→ Objective
In the data, extract each line that holds the string "method".

→ Supplied information
+-------+

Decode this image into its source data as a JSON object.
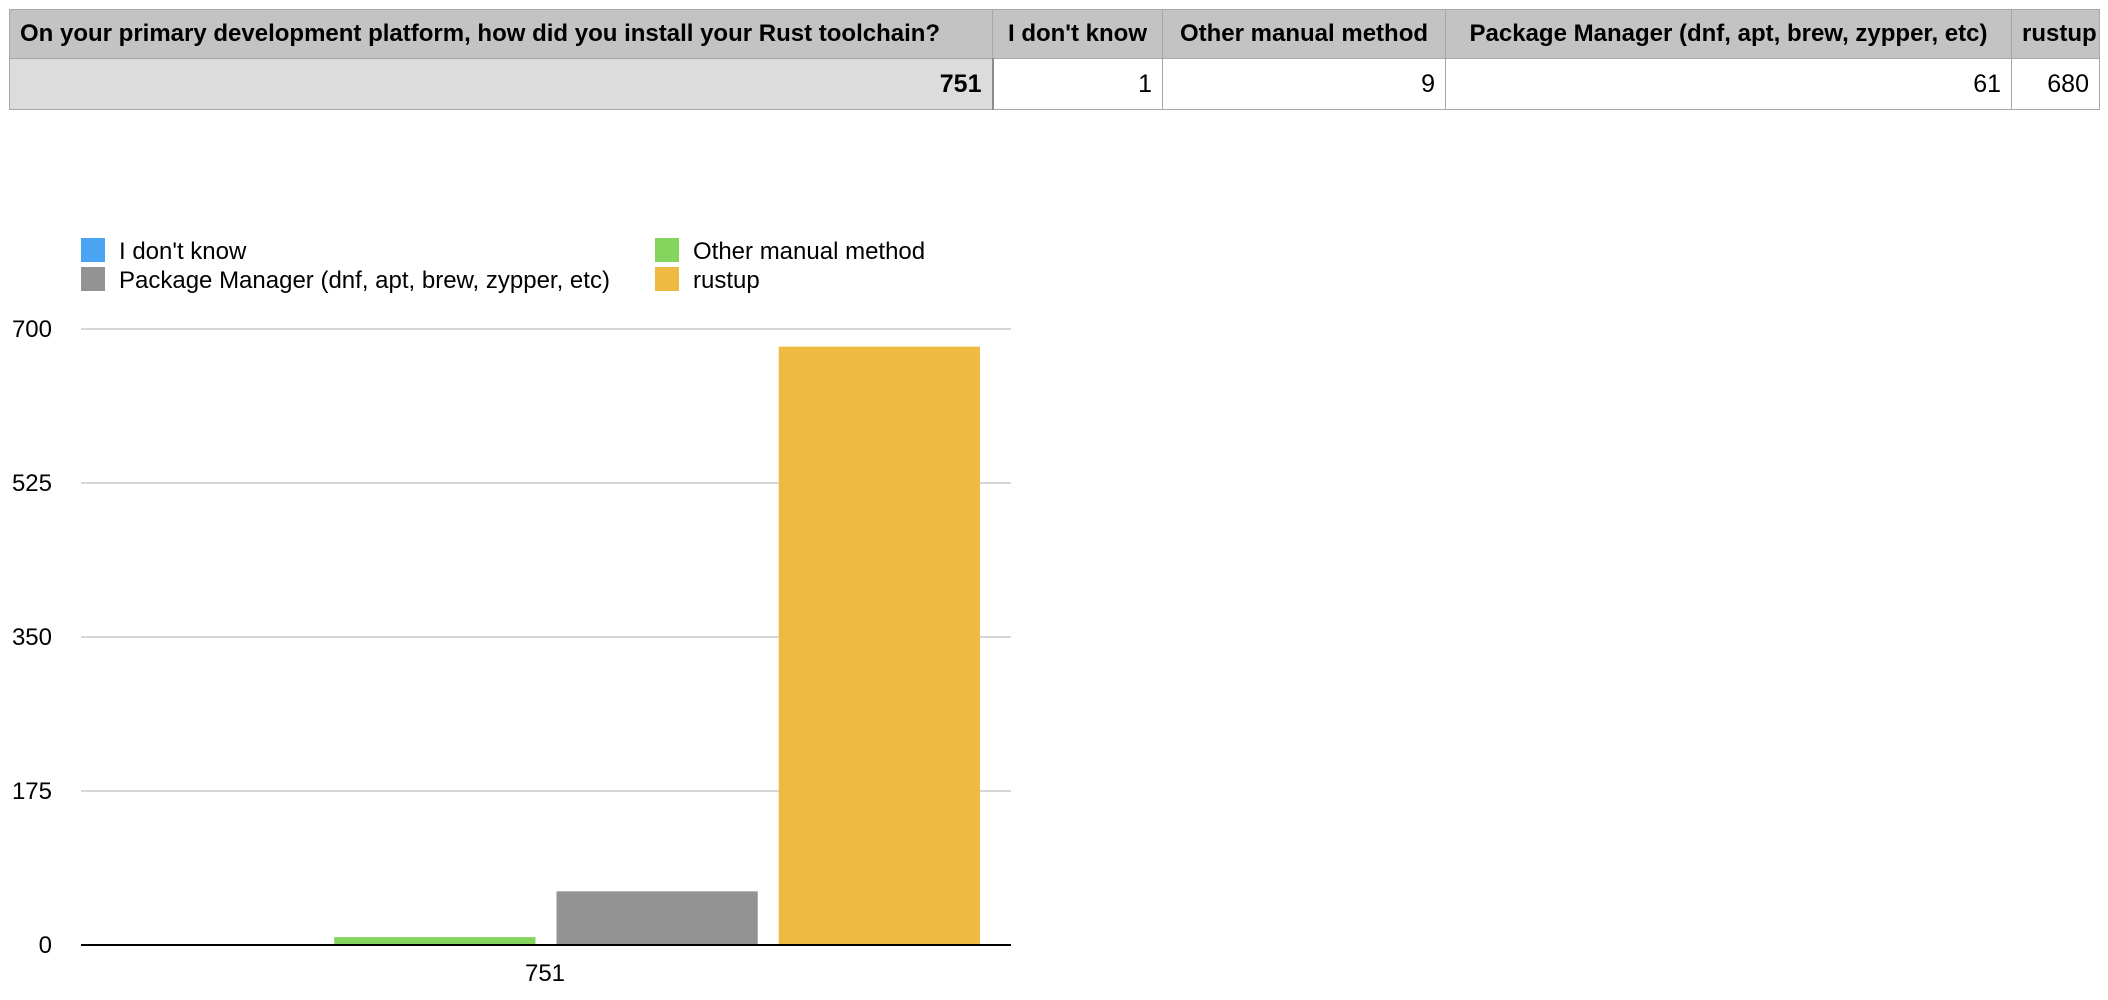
{
  "table": {
    "question": "On your primary development platform, how did you install your Rust toolchain?",
    "columns": [
      "I don't know",
      "Other manual method",
      "Package Manager (dnf, apt, brew, zypper, etc)",
      "rustup"
    ],
    "row_label": "751",
    "values": [
      "1",
      "9",
      "61",
      "680"
    ]
  },
  "chart_data": {
    "type": "bar",
    "categories": [
      "751"
    ],
    "series": [
      {
        "name": "I don't know",
        "values": [
          1
        ],
        "color": "#4ba3f3"
      },
      {
        "name": "Other manual method",
        "values": [
          9
        ],
        "color": "#84d45e"
      },
      {
        "name": "Package Manager (dnf, apt, brew, zypper, etc)",
        "values": [
          61
        ],
        "color": "#939393"
      },
      {
        "name": "rustup",
        "values": [
          680
        ],
        "color": "#eeba42"
      }
    ],
    "ylim": [
      0,
      700
    ],
    "yticks": [
      "0",
      "175",
      "350",
      "525",
      "700"
    ],
    "grid": true,
    "legend": "top-left",
    "xlabel": "",
    "ylabel": ""
  }
}
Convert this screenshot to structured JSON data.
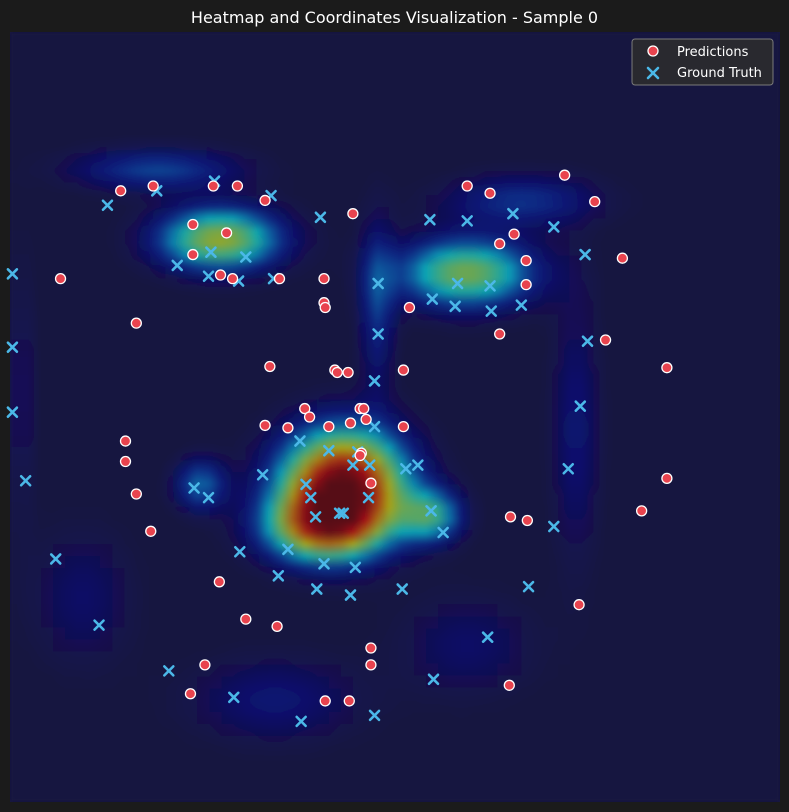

+-------+

→ Exercise response
      "Other manual method",
        "name": "Other manual method",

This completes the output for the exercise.